Rows from a figure dataset
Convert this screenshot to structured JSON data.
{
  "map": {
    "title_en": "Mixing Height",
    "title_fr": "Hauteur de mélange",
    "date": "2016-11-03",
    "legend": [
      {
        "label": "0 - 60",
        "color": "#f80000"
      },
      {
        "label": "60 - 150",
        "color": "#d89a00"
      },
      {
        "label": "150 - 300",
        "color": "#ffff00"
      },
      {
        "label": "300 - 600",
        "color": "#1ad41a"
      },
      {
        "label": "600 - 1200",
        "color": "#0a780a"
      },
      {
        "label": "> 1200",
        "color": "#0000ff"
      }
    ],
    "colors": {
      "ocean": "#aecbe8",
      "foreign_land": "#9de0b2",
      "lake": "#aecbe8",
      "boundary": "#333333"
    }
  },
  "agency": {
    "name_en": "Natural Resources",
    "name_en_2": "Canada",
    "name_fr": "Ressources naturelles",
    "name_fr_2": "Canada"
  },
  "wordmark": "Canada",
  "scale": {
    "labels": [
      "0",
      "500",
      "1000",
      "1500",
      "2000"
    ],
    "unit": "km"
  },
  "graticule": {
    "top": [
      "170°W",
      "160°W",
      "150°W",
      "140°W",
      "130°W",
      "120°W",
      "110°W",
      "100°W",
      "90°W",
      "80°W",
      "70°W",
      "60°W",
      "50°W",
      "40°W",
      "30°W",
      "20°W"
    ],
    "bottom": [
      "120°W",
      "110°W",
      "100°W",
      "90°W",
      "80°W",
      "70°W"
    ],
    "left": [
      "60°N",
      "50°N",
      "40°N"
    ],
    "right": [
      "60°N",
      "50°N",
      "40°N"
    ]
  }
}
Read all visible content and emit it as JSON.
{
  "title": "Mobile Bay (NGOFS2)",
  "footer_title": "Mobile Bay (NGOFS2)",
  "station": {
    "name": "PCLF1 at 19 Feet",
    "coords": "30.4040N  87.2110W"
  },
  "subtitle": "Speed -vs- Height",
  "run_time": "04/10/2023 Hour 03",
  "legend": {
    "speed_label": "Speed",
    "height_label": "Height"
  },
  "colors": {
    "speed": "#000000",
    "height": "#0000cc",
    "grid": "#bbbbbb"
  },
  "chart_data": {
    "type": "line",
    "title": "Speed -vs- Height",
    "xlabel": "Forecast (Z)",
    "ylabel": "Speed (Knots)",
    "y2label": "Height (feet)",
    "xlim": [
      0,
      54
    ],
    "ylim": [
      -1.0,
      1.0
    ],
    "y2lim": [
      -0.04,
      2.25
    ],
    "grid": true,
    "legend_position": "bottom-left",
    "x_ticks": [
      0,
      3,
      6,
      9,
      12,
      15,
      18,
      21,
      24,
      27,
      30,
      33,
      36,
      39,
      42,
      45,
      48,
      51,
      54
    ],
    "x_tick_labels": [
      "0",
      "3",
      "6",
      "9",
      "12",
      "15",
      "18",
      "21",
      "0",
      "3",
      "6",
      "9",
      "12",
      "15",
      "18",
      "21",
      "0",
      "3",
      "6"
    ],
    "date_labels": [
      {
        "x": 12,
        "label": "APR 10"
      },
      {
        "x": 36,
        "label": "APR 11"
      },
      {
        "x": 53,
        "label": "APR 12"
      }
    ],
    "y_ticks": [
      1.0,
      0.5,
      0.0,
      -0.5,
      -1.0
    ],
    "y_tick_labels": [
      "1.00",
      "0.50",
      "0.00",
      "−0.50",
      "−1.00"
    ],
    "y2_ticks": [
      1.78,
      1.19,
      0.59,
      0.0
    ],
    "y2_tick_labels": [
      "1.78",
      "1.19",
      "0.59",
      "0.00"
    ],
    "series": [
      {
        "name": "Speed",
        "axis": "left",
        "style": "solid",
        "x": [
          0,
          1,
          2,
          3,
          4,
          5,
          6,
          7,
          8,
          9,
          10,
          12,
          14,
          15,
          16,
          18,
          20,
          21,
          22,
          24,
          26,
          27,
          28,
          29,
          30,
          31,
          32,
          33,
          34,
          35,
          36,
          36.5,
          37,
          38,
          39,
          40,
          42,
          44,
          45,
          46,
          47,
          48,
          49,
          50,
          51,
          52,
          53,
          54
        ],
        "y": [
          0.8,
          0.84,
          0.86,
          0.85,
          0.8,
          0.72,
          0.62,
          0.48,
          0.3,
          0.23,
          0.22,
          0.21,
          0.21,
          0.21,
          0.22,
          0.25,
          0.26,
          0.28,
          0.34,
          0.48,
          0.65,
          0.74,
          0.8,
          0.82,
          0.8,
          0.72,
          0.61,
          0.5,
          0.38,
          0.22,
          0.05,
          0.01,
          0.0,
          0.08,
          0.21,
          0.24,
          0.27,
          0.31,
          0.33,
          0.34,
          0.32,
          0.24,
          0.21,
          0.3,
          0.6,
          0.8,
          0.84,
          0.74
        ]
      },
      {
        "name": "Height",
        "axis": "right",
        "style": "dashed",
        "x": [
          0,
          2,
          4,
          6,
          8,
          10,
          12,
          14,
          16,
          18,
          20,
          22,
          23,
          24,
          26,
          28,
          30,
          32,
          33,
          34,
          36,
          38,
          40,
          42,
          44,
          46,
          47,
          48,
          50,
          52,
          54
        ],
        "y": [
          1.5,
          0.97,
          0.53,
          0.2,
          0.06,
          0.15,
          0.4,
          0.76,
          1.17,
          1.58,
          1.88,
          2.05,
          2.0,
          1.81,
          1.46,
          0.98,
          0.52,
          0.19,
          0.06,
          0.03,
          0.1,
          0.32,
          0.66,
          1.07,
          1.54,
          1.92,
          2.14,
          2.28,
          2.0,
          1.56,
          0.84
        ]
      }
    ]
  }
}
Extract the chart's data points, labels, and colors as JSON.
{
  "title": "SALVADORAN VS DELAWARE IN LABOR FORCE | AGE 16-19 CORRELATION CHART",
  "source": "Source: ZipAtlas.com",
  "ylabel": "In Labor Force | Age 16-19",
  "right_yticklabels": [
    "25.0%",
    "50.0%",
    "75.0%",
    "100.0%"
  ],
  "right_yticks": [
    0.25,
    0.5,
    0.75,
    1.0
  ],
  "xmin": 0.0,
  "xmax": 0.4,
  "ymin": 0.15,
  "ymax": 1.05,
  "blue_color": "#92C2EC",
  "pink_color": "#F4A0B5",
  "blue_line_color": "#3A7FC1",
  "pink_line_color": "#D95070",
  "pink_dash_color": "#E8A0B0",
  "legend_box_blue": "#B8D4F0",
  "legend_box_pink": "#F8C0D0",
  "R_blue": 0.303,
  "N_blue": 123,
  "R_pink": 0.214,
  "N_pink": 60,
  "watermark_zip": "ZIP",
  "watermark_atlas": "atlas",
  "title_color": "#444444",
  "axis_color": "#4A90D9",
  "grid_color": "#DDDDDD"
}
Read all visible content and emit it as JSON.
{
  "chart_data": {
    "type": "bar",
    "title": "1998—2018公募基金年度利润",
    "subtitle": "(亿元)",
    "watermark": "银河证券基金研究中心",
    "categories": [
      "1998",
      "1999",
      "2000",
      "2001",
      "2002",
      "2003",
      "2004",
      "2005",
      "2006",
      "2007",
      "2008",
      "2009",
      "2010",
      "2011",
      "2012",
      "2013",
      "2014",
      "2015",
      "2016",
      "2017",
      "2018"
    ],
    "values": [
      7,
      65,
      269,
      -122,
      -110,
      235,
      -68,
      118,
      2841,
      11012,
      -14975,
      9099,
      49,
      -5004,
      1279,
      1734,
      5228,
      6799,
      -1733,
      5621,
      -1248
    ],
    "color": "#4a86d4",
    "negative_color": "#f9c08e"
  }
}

## Exercise aim
Copy and report every line where the word "ylabel" is present.

## Result
    "ylabel": "Speed (Knots)",
  "ylabel": "In Labor Force | Age 16-19",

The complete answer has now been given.